## [AUFGABE]
Welches Land will laut dem Text zum Bargeld das Bargeld bis 2030 vollständig abschaffen?

Wegen fehlender Scheine und Münzen. Denn auf ihr Bargeld wollen viele Deutsche nicht verzichten.
Eine Studie sagt: Etwa 55 Prozent bezahlen ihre Einkäufe, den Besuch im Restaurant oder den Friseur lieber mit Bargeld. Beträge bis zur Höhe von fünf Euro werden heute zu über 96 Prozent in bar beglichen.
Ein Grund dafür soll Kontrolle sein. Laut einer Studie fällt es Menschen leichter, den Überblick über ihre Ausgaben zu behalten, wenn sie bar bezahlen.
Weitere Bargeld-Argumente
- Auch Datenmissbrauch ist ein Thema. Bargeld ist anonym und schützt vor Überwachung durch Firmen und Staat. (Süddeutsche Zeitung )
- Ein weiteres Problem: Hacker. Virtuelles Geld ist keineswegs sicher. Cyberkriminalität - und der Angriff auf private Konten - hat in den vergangenen Jahren zugenommen. 2016 hat die Polizei 82.649 Online-Verbrechen registriert, was einem Anstieg um 80 Prozent im Vergleich zum Vorjahr entspricht.
- Ohne Bargeld muss auch die Technik funktionieren. Streikt die Geldkarte oder das Kartenlesegerät des Händlers, kann die Kaufabwicklung länger dauern oder scheitern.
Im europäischen Ausland ist die Kartenzahlung etablierter. Schweden gilt als Vorreiter und plant, das Bargeld bis 2030 abzuschaffen . Komplett.
Das Kaffeehaus von Argin Keshishian und seinen Partnern ist ein Anfang in Deutschland. Das Café gehört zu den neueren Errungenschaften der Speicherstadt: Public Coffee Roasters heißt es.
Die kleine Kette aus Hamburg, die ihren Kaffee noch selbst röstet, hat drei Filialen, eine davon befindet sich in der Speicherstadt. 2,70 Euro kostet der Americano, 2,20 Euro der doppelte Espresso.

## [DATENÜBERSICHT]
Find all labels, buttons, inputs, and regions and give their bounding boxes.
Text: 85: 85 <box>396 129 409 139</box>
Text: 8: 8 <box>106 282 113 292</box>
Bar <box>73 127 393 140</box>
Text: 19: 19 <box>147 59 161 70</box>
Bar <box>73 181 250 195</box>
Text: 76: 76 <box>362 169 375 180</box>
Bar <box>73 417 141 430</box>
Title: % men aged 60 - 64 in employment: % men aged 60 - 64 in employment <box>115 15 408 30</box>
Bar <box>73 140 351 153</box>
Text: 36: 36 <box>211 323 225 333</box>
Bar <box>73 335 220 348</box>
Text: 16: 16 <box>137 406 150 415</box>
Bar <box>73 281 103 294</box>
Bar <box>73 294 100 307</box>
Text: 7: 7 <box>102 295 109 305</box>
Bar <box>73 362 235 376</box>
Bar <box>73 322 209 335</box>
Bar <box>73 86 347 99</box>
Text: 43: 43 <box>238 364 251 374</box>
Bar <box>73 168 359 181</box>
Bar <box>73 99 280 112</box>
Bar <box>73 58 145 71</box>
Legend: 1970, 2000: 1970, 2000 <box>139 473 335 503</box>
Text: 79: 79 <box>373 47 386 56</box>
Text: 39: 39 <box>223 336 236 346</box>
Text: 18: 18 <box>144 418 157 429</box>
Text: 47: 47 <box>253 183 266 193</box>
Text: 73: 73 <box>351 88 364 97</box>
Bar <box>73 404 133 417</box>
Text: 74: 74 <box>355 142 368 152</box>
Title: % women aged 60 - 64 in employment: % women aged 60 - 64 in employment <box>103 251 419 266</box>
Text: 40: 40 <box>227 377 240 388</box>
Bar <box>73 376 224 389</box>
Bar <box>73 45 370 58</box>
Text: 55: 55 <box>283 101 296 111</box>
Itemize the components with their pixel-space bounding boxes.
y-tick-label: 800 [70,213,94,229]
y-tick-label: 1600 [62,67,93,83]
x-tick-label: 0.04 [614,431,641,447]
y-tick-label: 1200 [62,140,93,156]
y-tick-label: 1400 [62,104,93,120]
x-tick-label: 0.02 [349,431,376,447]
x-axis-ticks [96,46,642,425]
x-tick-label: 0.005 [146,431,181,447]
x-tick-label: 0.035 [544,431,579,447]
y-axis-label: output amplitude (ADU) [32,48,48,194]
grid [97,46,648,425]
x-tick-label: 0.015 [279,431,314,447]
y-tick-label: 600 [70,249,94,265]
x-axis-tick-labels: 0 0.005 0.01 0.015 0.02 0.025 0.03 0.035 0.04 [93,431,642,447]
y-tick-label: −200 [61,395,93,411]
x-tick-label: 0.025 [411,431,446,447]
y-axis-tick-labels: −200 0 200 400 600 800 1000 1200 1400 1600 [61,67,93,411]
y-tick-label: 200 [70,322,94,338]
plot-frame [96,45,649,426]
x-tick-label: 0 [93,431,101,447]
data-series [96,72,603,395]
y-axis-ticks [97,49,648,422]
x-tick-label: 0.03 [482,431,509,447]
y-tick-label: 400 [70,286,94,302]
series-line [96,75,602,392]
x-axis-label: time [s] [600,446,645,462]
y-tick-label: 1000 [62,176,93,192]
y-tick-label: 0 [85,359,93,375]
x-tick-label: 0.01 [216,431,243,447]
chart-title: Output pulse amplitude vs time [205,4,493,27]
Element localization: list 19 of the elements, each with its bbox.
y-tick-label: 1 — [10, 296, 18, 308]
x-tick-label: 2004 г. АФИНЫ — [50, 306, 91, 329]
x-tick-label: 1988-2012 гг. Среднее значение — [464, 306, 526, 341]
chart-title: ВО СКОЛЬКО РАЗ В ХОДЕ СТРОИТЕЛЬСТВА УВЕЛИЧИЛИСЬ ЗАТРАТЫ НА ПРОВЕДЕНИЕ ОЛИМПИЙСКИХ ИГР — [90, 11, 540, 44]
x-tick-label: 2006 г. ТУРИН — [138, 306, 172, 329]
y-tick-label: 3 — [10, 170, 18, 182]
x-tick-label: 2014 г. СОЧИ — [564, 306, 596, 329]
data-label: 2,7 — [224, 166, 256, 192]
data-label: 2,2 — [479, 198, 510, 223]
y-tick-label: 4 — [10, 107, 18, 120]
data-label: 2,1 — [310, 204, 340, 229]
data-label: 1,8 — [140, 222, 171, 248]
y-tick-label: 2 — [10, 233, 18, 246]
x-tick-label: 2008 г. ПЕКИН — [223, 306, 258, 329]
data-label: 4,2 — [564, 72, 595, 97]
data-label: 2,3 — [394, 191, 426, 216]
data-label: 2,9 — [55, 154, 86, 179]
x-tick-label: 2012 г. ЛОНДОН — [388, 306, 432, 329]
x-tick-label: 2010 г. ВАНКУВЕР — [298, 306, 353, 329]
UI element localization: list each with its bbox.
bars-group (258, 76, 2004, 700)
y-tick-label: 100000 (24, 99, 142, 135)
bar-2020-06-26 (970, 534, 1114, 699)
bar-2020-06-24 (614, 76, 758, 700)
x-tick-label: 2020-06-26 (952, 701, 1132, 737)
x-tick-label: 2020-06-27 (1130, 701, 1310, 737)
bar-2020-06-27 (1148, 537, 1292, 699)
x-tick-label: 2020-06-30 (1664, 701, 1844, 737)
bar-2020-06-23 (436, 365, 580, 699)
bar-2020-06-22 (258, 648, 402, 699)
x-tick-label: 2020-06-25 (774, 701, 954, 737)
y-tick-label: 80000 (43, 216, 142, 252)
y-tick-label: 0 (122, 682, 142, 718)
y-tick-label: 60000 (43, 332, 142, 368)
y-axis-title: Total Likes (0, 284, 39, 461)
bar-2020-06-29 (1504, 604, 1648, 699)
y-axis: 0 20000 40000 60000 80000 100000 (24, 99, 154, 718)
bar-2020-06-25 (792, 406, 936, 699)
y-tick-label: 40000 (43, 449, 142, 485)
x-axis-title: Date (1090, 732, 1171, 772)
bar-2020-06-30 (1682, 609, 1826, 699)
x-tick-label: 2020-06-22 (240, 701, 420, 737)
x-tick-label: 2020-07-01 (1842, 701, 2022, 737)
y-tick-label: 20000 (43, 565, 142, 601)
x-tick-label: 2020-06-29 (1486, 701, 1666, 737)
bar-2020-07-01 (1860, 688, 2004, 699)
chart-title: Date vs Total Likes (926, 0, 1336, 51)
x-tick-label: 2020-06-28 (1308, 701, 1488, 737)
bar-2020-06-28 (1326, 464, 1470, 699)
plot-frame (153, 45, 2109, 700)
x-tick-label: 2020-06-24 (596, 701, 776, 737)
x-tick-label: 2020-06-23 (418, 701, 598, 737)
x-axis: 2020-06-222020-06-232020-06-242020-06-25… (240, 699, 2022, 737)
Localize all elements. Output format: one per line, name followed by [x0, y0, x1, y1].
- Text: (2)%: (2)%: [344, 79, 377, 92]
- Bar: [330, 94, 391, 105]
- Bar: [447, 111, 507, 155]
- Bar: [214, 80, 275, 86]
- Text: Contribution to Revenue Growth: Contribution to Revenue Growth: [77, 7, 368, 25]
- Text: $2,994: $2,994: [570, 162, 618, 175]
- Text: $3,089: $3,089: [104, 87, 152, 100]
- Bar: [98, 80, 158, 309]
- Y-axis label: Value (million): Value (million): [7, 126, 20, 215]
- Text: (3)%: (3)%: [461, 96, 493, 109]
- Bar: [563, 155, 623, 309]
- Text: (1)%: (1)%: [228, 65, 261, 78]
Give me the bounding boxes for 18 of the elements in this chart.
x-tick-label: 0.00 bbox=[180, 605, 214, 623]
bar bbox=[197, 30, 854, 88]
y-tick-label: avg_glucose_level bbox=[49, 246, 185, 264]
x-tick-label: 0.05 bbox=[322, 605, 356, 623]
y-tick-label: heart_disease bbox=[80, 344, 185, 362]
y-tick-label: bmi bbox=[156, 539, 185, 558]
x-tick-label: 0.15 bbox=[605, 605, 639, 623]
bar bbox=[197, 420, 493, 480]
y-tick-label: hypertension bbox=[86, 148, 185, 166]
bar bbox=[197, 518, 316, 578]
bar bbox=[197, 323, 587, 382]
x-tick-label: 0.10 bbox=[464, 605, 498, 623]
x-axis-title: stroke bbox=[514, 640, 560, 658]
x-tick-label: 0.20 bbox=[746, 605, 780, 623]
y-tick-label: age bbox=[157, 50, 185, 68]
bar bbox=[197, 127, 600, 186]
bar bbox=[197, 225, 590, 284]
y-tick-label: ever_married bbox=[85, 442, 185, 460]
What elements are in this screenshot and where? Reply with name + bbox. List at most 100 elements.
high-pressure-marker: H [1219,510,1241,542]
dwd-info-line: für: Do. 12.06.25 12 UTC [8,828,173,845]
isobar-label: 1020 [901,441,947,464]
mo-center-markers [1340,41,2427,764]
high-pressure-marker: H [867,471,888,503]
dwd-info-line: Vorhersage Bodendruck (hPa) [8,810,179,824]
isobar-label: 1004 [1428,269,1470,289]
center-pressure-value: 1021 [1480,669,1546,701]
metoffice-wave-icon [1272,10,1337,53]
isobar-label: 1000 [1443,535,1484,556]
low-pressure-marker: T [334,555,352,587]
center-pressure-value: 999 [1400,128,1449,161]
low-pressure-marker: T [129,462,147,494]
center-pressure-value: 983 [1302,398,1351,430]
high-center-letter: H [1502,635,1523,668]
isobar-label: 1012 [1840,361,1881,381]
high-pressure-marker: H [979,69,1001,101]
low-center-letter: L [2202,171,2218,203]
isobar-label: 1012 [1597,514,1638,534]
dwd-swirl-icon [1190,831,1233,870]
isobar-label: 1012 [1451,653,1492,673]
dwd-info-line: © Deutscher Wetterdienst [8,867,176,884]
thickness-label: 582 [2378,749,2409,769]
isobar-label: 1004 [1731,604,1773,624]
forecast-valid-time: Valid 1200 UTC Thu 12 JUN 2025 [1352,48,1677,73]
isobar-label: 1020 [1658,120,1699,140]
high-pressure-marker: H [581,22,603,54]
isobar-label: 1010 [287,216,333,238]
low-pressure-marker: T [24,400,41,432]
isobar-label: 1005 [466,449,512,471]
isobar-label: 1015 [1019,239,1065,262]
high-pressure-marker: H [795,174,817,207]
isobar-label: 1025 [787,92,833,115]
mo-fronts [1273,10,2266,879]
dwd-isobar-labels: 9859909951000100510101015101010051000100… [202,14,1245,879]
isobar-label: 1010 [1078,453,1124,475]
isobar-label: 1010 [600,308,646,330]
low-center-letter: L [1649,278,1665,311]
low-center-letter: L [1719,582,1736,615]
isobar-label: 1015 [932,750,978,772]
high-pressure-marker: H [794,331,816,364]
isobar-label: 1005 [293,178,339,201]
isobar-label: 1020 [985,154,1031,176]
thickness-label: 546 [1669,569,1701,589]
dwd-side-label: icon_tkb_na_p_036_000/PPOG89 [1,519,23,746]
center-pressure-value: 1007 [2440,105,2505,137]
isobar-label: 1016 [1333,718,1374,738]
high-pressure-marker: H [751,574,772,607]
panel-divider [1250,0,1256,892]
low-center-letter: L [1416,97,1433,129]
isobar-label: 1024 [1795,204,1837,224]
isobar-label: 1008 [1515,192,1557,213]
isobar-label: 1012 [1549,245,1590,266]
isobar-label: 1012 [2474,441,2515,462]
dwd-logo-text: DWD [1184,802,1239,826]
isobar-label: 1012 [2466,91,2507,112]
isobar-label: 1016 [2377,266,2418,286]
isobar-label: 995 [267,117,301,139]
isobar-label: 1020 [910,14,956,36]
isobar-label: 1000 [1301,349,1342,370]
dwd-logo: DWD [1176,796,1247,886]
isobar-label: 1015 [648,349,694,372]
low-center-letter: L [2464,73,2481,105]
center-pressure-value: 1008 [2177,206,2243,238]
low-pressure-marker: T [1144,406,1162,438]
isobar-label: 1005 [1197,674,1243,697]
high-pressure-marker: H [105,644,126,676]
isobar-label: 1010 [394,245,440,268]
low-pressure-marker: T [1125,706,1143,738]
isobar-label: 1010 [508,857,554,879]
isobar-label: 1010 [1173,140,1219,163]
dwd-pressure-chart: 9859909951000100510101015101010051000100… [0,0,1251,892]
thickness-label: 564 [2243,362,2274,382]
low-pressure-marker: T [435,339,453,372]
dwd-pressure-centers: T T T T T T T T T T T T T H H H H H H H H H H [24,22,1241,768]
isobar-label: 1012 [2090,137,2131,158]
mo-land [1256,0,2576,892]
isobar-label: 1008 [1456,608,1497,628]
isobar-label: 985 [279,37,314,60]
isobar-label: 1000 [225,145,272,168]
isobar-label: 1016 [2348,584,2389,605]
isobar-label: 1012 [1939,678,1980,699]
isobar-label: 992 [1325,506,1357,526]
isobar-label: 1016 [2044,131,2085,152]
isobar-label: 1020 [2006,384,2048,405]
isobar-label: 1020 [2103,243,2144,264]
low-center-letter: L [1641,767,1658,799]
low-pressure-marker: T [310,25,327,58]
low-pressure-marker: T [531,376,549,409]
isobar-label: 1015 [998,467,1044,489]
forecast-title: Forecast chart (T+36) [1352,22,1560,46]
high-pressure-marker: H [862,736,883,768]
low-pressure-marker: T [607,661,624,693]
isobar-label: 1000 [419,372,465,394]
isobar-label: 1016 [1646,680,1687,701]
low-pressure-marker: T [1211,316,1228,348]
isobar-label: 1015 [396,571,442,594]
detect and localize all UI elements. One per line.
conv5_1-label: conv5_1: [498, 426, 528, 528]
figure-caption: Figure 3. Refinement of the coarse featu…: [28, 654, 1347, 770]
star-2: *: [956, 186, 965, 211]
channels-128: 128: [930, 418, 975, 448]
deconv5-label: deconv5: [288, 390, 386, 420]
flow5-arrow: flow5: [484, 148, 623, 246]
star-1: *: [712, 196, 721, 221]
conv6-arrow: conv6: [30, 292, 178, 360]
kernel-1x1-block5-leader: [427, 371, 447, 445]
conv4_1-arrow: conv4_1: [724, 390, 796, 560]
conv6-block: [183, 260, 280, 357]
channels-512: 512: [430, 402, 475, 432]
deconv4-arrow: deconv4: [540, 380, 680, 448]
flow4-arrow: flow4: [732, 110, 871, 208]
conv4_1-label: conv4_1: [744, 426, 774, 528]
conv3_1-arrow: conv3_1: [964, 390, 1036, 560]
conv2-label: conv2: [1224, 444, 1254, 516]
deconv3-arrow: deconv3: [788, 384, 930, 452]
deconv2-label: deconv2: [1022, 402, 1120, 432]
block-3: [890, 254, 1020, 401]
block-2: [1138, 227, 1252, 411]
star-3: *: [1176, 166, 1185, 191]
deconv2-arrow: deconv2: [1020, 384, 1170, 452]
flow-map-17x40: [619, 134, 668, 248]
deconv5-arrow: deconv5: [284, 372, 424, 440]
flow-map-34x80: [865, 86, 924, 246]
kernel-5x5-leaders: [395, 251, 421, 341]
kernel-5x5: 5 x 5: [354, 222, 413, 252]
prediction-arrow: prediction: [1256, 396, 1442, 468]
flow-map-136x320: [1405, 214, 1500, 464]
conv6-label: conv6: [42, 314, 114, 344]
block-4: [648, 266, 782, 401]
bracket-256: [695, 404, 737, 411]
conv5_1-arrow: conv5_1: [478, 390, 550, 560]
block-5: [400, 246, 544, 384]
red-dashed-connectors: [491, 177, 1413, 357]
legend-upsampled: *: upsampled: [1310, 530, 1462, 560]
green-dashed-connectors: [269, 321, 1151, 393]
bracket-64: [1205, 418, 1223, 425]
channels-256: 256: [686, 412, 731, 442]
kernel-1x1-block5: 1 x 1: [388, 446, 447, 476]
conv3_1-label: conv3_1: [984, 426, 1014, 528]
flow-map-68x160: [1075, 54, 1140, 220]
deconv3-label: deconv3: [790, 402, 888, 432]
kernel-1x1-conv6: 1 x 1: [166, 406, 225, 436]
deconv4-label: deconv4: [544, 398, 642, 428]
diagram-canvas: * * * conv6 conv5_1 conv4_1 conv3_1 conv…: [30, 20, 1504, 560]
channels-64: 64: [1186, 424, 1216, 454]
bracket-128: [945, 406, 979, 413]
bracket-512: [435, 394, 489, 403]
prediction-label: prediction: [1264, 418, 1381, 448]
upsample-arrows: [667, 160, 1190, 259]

## [ANTWORT]
Schweden.